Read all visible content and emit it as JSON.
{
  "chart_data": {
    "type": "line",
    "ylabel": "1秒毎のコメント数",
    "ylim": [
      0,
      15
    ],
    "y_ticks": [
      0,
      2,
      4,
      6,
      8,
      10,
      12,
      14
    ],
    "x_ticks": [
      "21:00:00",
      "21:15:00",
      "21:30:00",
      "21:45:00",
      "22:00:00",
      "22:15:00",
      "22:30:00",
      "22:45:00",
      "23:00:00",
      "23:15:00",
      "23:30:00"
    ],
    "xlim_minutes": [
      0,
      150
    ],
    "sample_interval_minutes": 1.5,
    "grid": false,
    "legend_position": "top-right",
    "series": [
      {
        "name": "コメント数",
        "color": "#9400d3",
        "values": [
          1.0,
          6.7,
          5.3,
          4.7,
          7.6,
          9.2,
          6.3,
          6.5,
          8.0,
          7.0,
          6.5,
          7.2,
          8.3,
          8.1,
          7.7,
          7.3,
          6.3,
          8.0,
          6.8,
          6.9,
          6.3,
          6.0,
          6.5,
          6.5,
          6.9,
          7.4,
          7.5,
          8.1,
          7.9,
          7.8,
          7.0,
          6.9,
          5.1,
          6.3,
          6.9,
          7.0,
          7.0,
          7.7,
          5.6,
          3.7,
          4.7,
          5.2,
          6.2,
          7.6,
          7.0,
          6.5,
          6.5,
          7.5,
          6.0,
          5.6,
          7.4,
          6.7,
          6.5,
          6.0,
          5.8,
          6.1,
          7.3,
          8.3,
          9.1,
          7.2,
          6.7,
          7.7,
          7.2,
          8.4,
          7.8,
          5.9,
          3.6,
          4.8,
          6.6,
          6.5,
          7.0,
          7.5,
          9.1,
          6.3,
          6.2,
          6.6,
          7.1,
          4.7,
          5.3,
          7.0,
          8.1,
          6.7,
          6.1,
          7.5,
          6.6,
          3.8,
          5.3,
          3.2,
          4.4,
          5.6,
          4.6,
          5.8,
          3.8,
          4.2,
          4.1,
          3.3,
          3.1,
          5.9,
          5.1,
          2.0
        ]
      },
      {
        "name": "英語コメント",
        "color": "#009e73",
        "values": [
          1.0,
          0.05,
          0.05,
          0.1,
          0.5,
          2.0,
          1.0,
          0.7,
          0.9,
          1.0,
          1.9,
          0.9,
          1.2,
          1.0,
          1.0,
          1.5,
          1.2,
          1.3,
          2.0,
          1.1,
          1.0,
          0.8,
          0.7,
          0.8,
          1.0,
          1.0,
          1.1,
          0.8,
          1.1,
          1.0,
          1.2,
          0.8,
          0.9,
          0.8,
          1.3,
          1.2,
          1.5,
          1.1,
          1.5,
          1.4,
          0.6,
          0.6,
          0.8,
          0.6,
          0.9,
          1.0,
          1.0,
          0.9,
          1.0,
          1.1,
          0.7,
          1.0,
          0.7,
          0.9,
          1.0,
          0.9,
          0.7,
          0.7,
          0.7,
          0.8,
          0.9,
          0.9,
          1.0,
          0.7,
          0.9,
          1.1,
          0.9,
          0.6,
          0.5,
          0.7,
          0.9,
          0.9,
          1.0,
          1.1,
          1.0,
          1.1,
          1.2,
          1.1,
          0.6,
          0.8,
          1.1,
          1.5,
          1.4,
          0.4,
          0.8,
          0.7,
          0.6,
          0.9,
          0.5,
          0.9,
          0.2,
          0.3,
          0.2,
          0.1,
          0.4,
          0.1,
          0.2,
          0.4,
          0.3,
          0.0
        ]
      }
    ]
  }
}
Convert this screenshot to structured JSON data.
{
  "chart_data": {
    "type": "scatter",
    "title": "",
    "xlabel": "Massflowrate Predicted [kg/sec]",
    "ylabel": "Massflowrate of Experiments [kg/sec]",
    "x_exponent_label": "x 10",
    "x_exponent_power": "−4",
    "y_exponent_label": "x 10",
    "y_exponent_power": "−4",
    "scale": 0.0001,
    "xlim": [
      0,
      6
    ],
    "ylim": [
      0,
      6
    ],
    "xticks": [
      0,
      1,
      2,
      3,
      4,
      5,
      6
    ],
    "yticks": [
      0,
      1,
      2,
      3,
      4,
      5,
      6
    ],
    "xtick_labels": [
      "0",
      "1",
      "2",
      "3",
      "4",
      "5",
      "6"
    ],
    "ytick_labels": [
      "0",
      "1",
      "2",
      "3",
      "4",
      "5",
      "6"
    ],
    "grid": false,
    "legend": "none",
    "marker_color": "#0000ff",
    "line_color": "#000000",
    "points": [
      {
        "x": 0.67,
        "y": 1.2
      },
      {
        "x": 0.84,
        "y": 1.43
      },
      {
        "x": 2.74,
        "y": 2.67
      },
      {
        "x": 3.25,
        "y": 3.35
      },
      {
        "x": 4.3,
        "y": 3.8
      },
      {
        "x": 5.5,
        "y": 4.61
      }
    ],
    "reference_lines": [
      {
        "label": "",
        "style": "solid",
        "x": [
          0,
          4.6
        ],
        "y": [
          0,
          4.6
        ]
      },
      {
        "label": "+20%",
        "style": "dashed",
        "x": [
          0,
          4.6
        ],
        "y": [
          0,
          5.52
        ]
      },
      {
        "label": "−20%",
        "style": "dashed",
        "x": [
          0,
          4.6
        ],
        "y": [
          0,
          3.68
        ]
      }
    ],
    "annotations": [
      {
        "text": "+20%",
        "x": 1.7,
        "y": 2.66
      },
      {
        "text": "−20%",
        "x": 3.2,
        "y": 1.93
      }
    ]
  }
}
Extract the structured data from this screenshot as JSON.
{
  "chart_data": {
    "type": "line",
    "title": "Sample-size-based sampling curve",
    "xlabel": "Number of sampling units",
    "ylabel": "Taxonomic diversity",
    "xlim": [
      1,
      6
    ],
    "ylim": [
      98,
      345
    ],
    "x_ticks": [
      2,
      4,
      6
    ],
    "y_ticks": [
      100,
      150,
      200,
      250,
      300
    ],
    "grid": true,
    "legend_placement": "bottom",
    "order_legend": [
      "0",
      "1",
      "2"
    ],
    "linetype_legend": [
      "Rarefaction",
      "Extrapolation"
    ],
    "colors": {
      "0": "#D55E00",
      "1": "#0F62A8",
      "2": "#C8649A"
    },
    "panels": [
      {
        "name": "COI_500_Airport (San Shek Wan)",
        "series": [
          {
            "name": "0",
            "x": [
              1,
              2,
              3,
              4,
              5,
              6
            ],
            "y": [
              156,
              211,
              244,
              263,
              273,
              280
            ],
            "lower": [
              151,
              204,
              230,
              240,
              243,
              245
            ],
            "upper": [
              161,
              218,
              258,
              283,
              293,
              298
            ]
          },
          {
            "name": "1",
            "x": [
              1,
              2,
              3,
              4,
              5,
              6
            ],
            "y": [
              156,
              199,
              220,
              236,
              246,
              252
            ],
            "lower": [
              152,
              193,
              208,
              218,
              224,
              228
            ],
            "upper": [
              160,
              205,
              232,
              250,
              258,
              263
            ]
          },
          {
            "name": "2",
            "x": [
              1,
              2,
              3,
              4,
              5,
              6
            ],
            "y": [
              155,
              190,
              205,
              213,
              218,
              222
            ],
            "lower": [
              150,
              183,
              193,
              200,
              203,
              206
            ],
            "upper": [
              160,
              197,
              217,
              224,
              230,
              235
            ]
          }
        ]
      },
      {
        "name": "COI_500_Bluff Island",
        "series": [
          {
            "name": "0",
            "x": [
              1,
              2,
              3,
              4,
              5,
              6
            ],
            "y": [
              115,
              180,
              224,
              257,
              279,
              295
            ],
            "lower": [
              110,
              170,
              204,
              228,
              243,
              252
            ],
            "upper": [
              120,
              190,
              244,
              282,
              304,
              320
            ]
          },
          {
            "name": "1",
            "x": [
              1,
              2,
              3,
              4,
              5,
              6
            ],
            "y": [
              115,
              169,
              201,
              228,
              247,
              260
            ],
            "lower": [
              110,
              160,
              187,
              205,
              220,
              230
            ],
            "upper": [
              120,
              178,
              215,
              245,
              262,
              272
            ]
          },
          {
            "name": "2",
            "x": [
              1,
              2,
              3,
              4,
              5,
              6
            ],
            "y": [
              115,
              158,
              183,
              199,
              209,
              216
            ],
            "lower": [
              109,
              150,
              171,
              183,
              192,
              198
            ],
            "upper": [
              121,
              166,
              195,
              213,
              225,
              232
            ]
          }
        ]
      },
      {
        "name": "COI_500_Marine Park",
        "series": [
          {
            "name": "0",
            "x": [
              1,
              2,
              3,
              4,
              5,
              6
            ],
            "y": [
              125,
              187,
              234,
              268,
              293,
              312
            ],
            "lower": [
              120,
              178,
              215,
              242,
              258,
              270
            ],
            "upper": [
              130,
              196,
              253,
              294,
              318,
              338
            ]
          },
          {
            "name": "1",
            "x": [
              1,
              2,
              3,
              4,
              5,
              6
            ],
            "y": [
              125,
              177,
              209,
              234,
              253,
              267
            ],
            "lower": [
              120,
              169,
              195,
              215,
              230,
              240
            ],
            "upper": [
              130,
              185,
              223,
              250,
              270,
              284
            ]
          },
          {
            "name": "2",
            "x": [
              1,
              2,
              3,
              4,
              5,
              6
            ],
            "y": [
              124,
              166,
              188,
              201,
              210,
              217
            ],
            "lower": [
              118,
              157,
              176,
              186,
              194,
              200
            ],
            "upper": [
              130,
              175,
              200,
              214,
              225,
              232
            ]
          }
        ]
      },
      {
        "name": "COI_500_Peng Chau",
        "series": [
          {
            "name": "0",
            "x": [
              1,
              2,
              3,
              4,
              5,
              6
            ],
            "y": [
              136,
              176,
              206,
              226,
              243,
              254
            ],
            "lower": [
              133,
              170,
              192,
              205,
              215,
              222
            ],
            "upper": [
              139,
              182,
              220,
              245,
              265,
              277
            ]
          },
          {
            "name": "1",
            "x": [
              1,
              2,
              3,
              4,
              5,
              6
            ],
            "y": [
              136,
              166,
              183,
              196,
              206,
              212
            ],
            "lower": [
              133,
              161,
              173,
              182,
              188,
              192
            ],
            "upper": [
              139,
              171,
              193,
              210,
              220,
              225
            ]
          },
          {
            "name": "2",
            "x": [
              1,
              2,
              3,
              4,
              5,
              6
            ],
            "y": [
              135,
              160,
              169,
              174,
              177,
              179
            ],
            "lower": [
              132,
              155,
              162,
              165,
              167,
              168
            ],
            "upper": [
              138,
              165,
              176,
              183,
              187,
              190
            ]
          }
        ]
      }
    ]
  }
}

● ● ● ●

Job —
State the number of lines in the preceding entries that include the word "sampling". Provide nothing else.

The output —
2